## Work to complete
Copy the material below word for word, starting at its first line and ending with the line that contains "station-label: 316 xyxy=(427,25,438,31)", with that line included.

"""

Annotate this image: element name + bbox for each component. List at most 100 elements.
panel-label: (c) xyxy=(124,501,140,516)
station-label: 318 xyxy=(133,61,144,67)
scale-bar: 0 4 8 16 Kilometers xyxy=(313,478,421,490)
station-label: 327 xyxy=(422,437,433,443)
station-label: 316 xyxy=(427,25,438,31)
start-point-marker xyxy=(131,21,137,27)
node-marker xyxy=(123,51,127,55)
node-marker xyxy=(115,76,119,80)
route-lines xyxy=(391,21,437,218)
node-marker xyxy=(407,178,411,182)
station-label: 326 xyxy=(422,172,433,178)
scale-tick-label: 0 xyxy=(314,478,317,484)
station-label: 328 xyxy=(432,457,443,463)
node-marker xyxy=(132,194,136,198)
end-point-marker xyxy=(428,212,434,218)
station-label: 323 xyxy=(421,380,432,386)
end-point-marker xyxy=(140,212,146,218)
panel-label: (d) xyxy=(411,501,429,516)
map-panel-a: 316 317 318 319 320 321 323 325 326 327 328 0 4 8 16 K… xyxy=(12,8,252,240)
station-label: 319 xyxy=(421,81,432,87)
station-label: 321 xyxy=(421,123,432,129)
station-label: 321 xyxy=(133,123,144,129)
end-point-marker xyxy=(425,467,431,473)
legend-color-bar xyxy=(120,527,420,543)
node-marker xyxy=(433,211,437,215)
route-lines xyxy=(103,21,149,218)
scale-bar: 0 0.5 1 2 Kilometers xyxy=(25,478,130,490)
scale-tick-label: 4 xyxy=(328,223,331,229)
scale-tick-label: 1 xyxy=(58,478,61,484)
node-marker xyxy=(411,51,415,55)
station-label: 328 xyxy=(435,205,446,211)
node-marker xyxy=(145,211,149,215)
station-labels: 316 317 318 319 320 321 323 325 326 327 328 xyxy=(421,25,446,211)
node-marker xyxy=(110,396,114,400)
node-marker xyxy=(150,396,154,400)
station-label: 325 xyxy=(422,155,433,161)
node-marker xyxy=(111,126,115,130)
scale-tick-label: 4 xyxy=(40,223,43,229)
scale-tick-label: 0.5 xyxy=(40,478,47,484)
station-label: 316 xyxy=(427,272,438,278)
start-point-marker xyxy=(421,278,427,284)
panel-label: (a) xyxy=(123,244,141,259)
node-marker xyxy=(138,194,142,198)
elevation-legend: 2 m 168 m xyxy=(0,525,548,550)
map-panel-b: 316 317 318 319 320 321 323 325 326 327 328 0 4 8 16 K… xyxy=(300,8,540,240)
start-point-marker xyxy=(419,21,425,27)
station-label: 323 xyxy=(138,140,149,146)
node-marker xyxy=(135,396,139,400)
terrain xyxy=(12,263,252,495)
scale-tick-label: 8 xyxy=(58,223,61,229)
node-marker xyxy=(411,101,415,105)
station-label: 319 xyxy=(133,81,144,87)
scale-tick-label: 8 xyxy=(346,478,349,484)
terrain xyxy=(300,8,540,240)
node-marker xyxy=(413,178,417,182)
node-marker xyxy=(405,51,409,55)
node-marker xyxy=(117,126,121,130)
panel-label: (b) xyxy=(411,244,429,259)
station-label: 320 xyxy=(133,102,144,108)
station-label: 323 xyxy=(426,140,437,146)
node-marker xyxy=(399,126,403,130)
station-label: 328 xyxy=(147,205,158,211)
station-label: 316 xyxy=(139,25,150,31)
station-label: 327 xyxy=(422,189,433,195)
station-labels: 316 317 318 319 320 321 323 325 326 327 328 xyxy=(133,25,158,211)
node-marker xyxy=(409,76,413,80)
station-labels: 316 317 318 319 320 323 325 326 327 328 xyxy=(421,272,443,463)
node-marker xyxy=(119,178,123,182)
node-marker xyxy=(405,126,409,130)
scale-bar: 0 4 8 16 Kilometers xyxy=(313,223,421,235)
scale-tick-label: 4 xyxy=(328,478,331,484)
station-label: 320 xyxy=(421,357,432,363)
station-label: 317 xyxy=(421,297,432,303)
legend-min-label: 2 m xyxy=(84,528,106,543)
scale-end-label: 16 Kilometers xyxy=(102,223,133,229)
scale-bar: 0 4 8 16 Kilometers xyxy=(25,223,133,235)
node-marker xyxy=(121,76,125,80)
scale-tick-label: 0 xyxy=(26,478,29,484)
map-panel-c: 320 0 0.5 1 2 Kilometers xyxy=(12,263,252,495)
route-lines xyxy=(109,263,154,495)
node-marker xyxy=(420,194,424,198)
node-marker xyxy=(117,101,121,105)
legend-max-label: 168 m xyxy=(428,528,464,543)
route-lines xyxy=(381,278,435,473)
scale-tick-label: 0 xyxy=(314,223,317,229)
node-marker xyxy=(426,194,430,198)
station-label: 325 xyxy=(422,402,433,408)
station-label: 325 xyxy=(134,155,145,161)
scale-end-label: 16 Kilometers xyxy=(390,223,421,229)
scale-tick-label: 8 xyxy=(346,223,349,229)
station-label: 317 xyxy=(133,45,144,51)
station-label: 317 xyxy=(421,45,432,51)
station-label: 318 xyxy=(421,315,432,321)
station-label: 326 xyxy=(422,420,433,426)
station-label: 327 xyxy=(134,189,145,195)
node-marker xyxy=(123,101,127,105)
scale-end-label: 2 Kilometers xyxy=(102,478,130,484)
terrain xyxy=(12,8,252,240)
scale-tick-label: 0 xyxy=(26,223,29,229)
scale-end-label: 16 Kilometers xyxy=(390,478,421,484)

"""

## The reply
Annotate this image: element name + bbox for each component. List at most 100 elements.
panel-label: (c) xyxy=(124,501,140,516)
station-label: 318 xyxy=(133,61,144,67)
scale-bar: 0 4 8 16 Kilometers xyxy=(313,478,421,490)
station-label: 327 xyxy=(422,437,433,443)
station-label: 316 xyxy=(427,25,438,31)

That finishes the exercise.